━━━ Entries provided

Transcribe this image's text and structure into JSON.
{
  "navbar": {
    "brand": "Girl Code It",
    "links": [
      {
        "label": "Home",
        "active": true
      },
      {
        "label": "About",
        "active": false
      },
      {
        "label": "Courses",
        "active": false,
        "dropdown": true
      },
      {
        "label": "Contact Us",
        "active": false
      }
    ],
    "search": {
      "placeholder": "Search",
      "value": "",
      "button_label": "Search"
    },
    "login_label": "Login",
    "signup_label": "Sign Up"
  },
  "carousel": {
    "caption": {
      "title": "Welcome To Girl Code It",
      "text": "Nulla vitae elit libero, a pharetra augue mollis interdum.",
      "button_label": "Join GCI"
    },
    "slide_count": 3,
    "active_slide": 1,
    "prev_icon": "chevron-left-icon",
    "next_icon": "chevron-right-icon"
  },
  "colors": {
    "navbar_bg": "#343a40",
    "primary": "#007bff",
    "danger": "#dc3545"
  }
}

━━━━━━
━━━ Entries provided

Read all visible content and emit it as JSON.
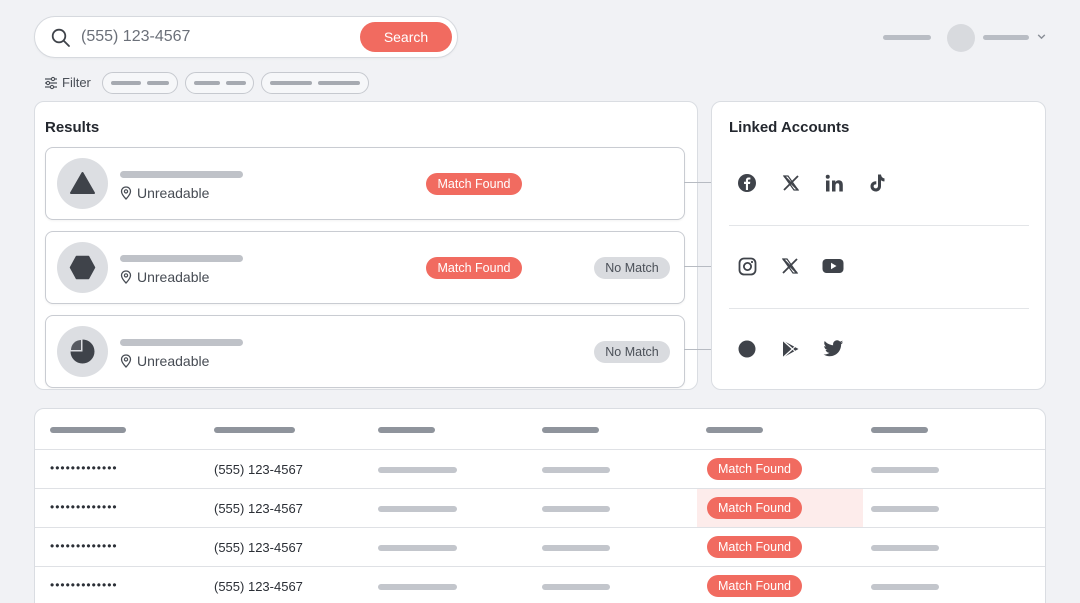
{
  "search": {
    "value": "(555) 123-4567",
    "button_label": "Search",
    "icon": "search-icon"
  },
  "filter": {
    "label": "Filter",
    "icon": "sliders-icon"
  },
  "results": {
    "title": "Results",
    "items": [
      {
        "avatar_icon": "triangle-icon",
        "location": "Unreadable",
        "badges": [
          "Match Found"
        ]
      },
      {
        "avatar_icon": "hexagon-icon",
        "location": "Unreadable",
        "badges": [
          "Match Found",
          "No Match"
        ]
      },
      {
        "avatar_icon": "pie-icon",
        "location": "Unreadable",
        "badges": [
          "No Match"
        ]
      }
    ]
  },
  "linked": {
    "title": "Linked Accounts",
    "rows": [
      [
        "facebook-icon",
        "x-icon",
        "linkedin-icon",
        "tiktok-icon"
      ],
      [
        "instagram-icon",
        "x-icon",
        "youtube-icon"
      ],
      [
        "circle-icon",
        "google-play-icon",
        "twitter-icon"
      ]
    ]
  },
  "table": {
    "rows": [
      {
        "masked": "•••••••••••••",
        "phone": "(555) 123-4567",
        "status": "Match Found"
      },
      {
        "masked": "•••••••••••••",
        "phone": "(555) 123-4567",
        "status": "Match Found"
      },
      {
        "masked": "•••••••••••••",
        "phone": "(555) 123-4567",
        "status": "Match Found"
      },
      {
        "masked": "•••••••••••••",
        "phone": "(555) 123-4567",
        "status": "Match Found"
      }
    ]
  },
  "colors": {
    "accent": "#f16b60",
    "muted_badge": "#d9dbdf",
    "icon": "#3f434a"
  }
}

━━━━━━

_Goal_
Where a line of the records above holds the word "Code", copy that line.

_Exercise output_
    "brand": "Girl Code It",
      "title": "Welcome To Girl Code It",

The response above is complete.